Figure collection entries:
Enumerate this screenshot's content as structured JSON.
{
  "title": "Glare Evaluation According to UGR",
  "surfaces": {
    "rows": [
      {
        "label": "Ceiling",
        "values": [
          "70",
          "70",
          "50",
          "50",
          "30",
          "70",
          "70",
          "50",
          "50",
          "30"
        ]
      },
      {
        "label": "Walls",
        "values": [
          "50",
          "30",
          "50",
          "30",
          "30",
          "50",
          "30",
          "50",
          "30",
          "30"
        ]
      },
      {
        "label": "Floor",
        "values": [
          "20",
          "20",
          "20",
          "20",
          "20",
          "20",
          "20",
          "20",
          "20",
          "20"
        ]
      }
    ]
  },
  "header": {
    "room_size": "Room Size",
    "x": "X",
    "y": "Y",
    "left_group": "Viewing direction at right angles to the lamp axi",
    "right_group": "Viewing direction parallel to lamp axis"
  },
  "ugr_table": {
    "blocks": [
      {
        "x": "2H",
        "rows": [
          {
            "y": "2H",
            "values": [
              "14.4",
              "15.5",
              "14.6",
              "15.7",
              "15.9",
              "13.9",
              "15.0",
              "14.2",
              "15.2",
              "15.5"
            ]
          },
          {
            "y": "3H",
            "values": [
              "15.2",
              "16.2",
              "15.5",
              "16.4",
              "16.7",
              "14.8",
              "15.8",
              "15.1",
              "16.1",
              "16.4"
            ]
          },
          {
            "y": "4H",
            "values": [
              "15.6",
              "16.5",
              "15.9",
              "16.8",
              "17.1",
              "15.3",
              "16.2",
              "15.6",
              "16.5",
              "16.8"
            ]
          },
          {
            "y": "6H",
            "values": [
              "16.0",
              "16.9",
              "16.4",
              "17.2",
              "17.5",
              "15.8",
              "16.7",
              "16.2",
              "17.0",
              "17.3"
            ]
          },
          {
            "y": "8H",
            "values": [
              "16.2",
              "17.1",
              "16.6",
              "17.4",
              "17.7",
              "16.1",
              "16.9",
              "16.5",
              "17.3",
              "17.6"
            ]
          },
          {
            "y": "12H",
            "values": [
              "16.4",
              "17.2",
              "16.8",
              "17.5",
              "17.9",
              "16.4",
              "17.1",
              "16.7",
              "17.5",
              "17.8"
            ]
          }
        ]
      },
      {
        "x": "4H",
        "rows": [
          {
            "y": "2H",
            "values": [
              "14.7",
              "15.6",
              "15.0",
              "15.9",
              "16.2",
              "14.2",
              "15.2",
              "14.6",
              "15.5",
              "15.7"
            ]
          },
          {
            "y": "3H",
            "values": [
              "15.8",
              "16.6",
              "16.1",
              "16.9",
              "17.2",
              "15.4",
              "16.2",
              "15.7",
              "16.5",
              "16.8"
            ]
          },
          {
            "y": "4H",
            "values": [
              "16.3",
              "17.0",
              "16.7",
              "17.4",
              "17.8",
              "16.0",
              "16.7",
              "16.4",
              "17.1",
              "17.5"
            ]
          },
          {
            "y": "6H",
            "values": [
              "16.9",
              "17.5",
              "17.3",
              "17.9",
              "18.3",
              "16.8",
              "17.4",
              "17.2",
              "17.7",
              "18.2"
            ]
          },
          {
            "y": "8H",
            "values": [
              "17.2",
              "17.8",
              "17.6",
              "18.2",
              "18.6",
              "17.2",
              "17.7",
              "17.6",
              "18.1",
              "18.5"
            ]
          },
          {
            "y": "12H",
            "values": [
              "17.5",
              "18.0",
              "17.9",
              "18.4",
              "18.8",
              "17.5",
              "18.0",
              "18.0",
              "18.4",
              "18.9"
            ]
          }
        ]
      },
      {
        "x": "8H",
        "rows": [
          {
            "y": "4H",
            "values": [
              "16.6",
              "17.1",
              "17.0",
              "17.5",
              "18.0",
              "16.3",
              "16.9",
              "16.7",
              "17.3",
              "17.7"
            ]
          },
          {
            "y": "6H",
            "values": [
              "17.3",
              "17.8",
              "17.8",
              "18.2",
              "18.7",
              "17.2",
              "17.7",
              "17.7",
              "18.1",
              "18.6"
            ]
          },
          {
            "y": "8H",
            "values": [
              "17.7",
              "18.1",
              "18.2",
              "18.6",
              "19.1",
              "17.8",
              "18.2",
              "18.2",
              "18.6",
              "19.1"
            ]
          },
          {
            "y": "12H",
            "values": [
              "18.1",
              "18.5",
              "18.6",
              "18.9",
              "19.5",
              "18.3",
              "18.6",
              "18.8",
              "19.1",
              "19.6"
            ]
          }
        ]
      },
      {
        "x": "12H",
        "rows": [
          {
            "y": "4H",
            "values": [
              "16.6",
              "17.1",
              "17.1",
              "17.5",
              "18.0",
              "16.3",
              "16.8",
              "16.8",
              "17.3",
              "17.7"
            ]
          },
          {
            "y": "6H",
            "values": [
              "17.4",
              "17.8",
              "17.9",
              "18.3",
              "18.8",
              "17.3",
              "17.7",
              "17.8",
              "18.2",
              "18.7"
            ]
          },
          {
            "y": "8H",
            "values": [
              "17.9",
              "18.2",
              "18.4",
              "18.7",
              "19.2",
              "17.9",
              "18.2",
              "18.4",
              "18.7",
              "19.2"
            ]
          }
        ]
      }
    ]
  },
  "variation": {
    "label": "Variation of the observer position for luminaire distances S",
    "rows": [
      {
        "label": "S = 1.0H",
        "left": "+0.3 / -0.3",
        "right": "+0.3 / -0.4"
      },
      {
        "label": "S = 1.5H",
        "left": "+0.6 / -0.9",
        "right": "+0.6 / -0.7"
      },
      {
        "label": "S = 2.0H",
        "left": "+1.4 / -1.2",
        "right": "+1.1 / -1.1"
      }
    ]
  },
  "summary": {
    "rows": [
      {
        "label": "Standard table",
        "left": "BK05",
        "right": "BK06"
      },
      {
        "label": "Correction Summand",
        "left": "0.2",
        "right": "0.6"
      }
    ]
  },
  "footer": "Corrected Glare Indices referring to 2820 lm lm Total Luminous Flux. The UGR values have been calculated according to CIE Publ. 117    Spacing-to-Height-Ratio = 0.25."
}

Stated task:
Pull every line containing "label" out of the records.

Complete response:
        "label": "Ceiling",
        "label": "Walls",
        "label": "Floor",
    "label": "Variation of the observer position for luminaire distances S",
        "label": "S = 1.0H",
        "label": "S = 1.5H",
        "label": "S = 2.0H",
        "label": "Standard table",
        "label": "Correction Summand",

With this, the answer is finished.